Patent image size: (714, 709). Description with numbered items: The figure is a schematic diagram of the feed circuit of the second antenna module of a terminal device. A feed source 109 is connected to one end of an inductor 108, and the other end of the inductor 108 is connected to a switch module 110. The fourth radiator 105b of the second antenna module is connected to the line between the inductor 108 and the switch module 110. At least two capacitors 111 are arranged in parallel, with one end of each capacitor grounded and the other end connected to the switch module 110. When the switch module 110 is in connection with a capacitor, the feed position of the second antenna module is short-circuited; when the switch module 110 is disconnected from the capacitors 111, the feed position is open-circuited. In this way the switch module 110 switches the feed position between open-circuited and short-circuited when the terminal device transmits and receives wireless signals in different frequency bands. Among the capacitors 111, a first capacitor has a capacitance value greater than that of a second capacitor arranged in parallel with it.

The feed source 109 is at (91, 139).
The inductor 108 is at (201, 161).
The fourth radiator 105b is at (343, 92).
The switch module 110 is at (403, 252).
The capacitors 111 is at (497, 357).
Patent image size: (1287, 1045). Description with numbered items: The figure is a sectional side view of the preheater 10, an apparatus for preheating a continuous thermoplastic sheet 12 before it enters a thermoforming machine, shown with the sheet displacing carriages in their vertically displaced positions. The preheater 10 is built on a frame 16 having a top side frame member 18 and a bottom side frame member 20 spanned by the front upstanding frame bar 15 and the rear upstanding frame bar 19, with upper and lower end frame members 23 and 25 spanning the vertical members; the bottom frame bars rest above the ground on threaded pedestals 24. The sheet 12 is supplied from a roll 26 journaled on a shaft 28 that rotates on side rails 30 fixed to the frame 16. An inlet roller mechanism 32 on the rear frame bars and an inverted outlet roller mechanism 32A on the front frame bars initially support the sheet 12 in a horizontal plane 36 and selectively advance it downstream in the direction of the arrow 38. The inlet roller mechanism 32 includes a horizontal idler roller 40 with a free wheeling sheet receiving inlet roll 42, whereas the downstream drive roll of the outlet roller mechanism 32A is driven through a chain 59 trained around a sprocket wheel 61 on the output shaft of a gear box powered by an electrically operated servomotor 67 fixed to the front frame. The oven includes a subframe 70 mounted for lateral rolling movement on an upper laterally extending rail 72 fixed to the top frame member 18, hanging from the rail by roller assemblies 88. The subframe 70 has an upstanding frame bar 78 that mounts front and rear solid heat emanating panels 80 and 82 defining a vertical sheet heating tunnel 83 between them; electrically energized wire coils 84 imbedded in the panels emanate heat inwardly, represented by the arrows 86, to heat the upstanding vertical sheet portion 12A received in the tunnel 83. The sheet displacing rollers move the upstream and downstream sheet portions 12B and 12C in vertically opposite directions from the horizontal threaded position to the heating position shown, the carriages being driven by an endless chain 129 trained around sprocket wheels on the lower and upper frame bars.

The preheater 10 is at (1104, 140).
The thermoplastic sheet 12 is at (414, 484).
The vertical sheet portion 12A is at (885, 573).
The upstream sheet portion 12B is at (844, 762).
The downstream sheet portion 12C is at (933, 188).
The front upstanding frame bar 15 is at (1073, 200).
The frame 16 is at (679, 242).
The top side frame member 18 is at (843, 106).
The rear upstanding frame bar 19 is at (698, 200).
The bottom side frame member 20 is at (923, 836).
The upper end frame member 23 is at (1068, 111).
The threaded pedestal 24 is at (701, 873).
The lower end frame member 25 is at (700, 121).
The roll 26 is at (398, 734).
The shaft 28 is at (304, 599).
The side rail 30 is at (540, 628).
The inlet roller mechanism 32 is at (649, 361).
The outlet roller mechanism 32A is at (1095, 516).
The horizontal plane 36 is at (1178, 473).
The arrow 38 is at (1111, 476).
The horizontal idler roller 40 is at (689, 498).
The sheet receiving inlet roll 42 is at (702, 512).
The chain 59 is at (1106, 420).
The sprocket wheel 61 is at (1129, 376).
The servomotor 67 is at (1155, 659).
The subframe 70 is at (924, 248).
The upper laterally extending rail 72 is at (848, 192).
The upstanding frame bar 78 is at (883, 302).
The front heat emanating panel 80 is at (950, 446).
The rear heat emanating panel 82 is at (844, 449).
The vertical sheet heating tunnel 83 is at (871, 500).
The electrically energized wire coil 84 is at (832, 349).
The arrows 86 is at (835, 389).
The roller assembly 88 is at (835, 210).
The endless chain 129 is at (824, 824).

--------

Please extract every one of the lines above, keeping each one word for word.

> [Answer below]:
Patent image size: (714, 709). Description with numbered items: The figure is a schematic diagram of the feed circuit of the second antenna module of a terminal device. A feed source 109 is connected to one end of an inductor 108, and the other end of the inductor 108 is connected to a switch module 110. The fourth radiator 105b of the second antenna module is connected to the line between the inductor 108 and the switch module 110. At least two capacitors 111 are arranged in parallel, with one end of each capacitor grounded and the other end connected to the switch module 110. When the switch module 110 is in connection with a capacitor, the feed position of the second antenna module is short-circuited; when the switch module 110 is disconnected from the capacitors 111, the feed position is open-circuited. In this way the switch module 110 switches the feed position between open-circuited and short-circuited when the terminal device transmits and receives wireless signals in different frequency bands. Among the capacitors 111, a first capacitor has a capacitance value greater than that of a second capacitor arranged in parallel with it.

The feed source 109 is at (91, 139).
The inductor 108 is at (201, 161).
The fourth radiator 105b is at (343, 92).
The switch module 110 is at (403, 252).
The capacitors 111 is at (497, 357).
Patent image size: (1287, 1045). Description with numbered items: The figure is a sectional side view of the preheater 10, an apparatus for preheating a continuous thermoplastic sheet 12 before it enters a thermoforming machine, shown with the sheet displacing carriages in their vertically displaced positions. The preheater 10 is built on a frame 16 having a top side frame member 18 and a bottom side frame member 20 spanned by the front upstanding frame bar 15 and the rear upstanding frame bar 19, with upper and lower end frame members 23 and 25 spanning the vertical members; the bottom frame bars rest above the ground on threaded pedestals 24. The sheet 12 is supplied from a roll 26 journaled on a shaft 28 that rotates on side rails 30 fixed to the frame 16. An inlet roller mechanism 32 on the rear frame bars and an inverted outlet roller mechanism 32A on the front frame bars initially support the sheet 12 in a horizontal plane 36 and selectively advance it downstream in the direction of the arrow 38. The inlet roller mechanism 32 includes a horizontal idler roller 40 with a free wheeling sheet receiving inlet roll 42, whereas the downstream drive roll of the outlet roller mechanism 32A is driven through a chain 59 trained around a sprocket wheel 61 on the output shaft of a gear box powered by an electrically operated servomotor 67 fixed to the front frame. The oven includes a subframe 70 mounted for lateral rolling movement on an upper laterally extending rail 72 fixed to the top frame member 18, hanging from the rail by roller assemblies 88. The subframe 70 has an upstanding frame bar 78 that mounts front and rear solid heat emanating panels 80 and 82 defining a vertical sheet heating tunnel 83 between them; electrically energized wire coils 84 imbedded in the panels emanate heat inwardly, represented by the arrows 86, to heat the upstanding vertical sheet portion 12A received in the tunnel 83. The sheet displacing rollers move the upstream and downstream sheet portions 12B and 12C in vertically opposite directions from the horizontal threaded position to the heating position shown, the carriages being driven by an endless chain 129 trained around sprocket wheels on the lower and upper frame bars.

The preheater 10 is at (1104, 140).
The thermoplastic sheet 12 is at (414, 484).
The vertical sheet portion 12A is at (885, 573).
The upstream sheet portion 12B is at (844, 762).
The downstream sheet portion 12C is at (933, 188).
The front upstanding frame bar 15 is at (1073, 200).
The frame 16 is at (679, 242).
The top side frame member 18 is at (843, 106).
The rear upstanding frame bar 19 is at (698, 200).
The bottom side frame member 20 is at (923, 836).
The upper end frame member 23 is at (1068, 111).
The threaded pedestal 24 is at (701, 873).
The lower end frame member 25 is at (700, 121).
The roll 26 is at (398, 734).
The shaft 28 is at (304, 599).
The side rail 30 is at (540, 628).
The inlet roller mechanism 32 is at (649, 361).
The outlet roller mechanism 32A is at (1095, 516).
The horizontal plane 36 is at (1178, 473).
The arrow 38 is at (1111, 476).
The horizontal idler roller 40 is at (689, 498).
The sheet receiving inlet roll 42 is at (702, 512).
The chain 59 is at (1106, 420).
The sprocket wheel 61 is at (1129, 376).
The servomotor 67 is at (1155, 659).
The subframe 70 is at (924, 248).
The upper laterally extending rail 72 is at (848, 192).
The upstanding frame bar 78 is at (883, 302).
The front heat emanating panel 80 is at (950, 446).
The rear heat emanating panel 82 is at (844, 449).
The vertical sheet heating tunnel 83 is at (871, 500).
The electrically energized wire coil 84 is at (832, 349).
The arrows 86 is at (835, 389).
The roller assembly 88 is at (835, 210).
The endless chain 129 is at (824, 824).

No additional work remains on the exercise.